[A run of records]
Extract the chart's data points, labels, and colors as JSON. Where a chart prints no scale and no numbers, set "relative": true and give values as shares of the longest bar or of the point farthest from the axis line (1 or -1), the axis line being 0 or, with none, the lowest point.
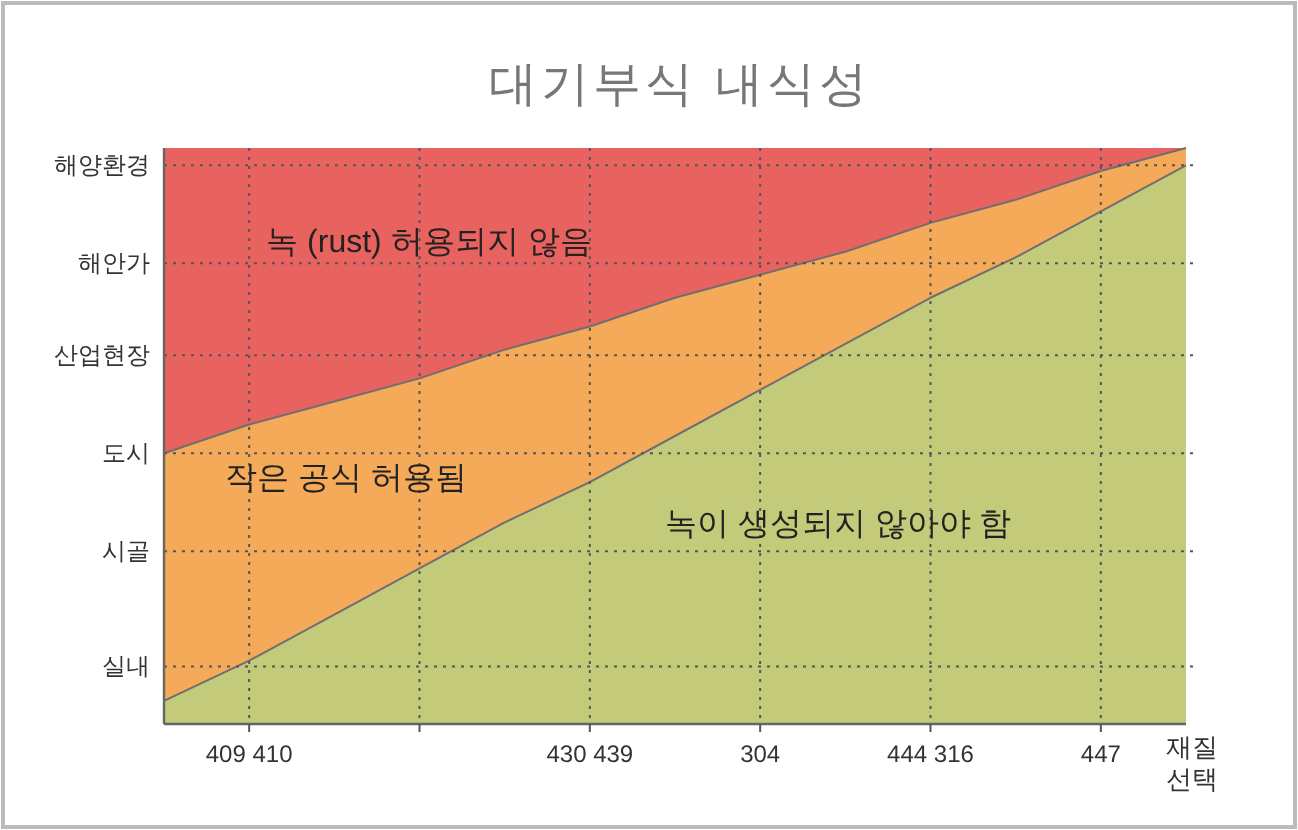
{
  "chart_data": {
    "type": "area",
    "title": "대기부식 내식성",
    "xlabel": "재질 선택",
    "stacked": true,
    "relative": true,
    "grid": "x",
    "categories": [
      null,
      "409 410",
      null,
      null,
      null,
      "430 439",
      null,
      "304",
      null,
      "444 316",
      null,
      "447",
      null
    ],
    "series": [
      {
        "name": "녹이 생성되지 않아야 함",
        "color": "#c3cb7a",
        "values": [
          0.04,
          0.11,
          0.19,
          0.27,
          0.35,
          0.42,
          0.5,
          0.58,
          0.66,
          0.74,
          0.81,
          0.89,
          0.97
        ]
      },
      {
        "name": "작은 공식 허용됨",
        "color": "#f4aa58",
        "values": [
          0.43,
          0.41,
          0.37,
          0.33,
          0.3,
          0.27,
          0.24,
          0.2,
          0.16,
          0.13,
          0.1,
          0.07,
          0.03
        ]
      },
      {
        "name": "녹 (rust) 허용되지 않음",
        "color": "#e8625f",
        "values": [
          0.53,
          0.48,
          0.44,
          0.4,
          0.35,
          0.31,
          0.26,
          0.22,
          0.18,
          0.13,
          0.09,
          0.04,
          0.0
        ]
      }
    ],
    "ref_lines": [
      {
        "axis": "y",
        "value": 0.1,
        "label": "실내",
        "line_style": "dotted"
      },
      {
        "axis": "y",
        "value": 0.3,
        "label": "시골",
        "line_style": "dotted"
      },
      {
        "axis": "y",
        "value": 0.47,
        "label": "도시",
        "line_style": "dotted"
      },
      {
        "axis": "y",
        "value": 0.64,
        "label": "산업현장",
        "line_style": "dotted"
      },
      {
        "axis": "y",
        "value": 0.8,
        "label": "해안가",
        "line_style": "dotted"
      },
      {
        "axis": "y",
        "value": 0.97,
        "label": "해양환경",
        "line_style": "dotted"
      }
    ]
  }
}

» Given exercise
Without including any pictures, output all the entries above exactly.

» Output of the task
Extract the chart's data points, labels, and colors as JSON. Where a chart prints no scale and no numbers, set "relative": true and give values as shares of the longest bar or of the point farthest from the axis line (1 or -1), the axis line being 0 or, with none, the lowest point.
{
  "chart_data": {
    "type": "area",
    "title": "대기부식 내식성",
    "xlabel": "재질 선택",
    "stacked": true,
    "relative": true,
    "grid": "x",
    "categories": [
      null,
      "409 410",
      null,
      null,
      null,
      "430 439",
      null,
      "304",
      null,
      "444 316",
      null,
      "447",
      null
    ],
    "series": [
      {
        "name": "녹이 생성되지 않아야 함",
        "color": "#c3cb7a",
        "values": [
          0.04,
          0.11,
          0.19,
          0.27,
          0.35,
          0.42,
          0.5,
          0.58,
          0.66,
          0.74,
          0.81,
          0.89,
          0.97
        ]
      },
      {
        "name": "작은 공식 허용됨",
        "color": "#f4aa58",
        "values": [
          0.43,
          0.41,
          0.37,
          0.33,
          0.3,
          0.27,
          0.24,
          0.2,
          0.16,
          0.13,
          0.1,
          0.07,
          0.03
        ]
      },
      {
        "name": "녹 (rust) 허용되지 않음",
        "color": "#e8625f",
        "values": [
          0.53,
          0.48,
          0.44,
          0.4,
          0.35,
          0.31,
          0.26,
          0.22,
          0.18,
          0.13,
          0.09,
          0.04,
          0.0
        ]
      }
    ],
    "ref_lines": [
      {
        "axis": "y",
        "value": 0.1,
        "label": "실내",
        "line_style": "dotted"
      },
      {
        "axis": "y",
        "value": 0.3,
        "label": "시골",
        "line_style": "dotted"
      },
      {
        "axis": "y",
        "value": 0.47,
        "label": "도시",
        "line_style": "dotted"
      },
      {
        "axis": "y",
        "value": 0.64,
        "label": "산업현장",
        "line_style": "dotted"
      },
      {
        "axis": "y",
        "value": 0.8,
        "label": "해안가",
        "line_style": "dotted"
      },
      {
        "axis": "y",
        "value": 0.97,
        "label": "해양환경",
        "line_style": "dotted"
      }
    ]
  }
}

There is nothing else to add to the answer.